Data listing

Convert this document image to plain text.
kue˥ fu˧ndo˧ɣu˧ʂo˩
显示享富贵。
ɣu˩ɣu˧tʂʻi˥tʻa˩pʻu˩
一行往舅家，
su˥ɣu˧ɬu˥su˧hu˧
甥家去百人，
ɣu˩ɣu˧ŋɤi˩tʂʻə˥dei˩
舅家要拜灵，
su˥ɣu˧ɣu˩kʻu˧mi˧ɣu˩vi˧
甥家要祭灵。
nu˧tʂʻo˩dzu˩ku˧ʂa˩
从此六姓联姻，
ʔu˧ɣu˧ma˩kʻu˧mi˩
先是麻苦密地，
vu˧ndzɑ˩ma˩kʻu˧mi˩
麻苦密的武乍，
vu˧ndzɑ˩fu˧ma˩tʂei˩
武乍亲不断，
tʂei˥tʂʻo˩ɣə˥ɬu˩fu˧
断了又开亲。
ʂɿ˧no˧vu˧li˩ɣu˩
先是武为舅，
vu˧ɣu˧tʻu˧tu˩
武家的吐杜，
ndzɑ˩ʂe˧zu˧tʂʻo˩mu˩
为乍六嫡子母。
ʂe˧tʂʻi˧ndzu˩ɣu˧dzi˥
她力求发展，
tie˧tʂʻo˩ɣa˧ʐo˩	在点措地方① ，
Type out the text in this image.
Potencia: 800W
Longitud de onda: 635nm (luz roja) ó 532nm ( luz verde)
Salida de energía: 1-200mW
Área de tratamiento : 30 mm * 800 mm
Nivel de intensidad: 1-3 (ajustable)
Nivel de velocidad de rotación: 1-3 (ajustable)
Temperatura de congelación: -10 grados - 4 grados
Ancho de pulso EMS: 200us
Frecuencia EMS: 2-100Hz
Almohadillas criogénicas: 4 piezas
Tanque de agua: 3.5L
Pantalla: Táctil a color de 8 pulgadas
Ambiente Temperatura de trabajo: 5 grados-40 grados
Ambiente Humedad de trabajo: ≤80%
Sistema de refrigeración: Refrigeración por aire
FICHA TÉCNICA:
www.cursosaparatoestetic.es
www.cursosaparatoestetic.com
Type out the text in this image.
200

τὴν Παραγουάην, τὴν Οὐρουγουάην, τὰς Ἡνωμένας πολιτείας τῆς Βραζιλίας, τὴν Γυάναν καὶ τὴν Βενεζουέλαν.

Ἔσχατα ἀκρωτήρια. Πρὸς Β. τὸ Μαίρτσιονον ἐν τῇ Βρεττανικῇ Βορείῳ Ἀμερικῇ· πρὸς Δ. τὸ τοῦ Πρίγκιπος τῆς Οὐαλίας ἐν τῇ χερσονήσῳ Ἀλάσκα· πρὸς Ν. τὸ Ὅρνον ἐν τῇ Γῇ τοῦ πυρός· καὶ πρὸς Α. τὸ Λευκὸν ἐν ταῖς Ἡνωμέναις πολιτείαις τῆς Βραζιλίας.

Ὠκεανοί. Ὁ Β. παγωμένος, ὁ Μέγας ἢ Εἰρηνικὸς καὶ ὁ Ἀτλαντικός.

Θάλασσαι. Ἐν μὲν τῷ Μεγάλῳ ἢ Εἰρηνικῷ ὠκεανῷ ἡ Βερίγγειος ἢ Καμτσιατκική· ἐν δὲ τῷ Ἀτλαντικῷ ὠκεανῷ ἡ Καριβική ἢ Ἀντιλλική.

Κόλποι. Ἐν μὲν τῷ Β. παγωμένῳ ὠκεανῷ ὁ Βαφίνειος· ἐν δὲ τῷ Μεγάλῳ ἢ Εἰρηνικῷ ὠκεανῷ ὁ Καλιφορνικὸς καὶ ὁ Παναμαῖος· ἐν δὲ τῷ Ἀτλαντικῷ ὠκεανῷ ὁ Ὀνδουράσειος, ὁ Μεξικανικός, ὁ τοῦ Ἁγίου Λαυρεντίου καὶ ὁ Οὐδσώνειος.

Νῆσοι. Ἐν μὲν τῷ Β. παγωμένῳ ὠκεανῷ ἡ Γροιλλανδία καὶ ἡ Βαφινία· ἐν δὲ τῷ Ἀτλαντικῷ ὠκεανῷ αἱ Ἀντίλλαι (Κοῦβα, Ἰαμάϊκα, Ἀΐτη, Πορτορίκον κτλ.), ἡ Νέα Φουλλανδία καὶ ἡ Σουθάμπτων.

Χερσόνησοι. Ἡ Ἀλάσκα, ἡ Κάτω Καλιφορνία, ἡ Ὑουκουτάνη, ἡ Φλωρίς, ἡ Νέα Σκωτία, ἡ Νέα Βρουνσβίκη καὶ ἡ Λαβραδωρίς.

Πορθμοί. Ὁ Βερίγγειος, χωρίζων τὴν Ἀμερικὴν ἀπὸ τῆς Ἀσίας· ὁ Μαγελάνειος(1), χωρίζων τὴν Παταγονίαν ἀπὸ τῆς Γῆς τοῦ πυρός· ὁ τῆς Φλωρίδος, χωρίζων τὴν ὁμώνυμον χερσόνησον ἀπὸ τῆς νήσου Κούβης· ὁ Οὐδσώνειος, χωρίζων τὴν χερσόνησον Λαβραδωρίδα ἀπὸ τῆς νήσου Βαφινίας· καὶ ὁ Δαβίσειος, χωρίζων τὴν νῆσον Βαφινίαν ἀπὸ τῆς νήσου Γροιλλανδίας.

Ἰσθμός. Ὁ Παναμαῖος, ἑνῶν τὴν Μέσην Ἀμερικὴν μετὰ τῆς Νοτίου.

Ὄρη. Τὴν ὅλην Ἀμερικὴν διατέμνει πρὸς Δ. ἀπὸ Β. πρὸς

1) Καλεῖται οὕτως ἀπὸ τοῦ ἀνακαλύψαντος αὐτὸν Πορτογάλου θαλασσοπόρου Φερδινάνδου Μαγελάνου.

● WHAT YOU WILL DO
Pick out and copy every line that contains the word "πρὸς".

● ANSWER TO THE TASK
Ἔσχατα ἀκρωτήρια. Πρὸς Β. τὸ Μαίρτσιονον ἐν τῇ Βρεττανικῇ Βορείῳ Ἀμερικῇ· πρὸς Δ. τὸ τοῦ Πρίγκιπος τῆς Οὐαλίας ἐν τῇ χερσονήσῳ Ἀλάσκα· πρὸς Ν. τὸ Ὅρνον ἐν τῇ Γῇ τοῦ πυρός· καὶ πρὸς Α. τὸ Λευκὸν ἐν ταῖς Ἡνωμέναις πολιτείαις τῆς Βραζιλίας.
Ὄρη. Τὴν ὅλην Ἀμερικὴν διατέμνει πρὸς Δ. ἀπὸ Β. πρὸς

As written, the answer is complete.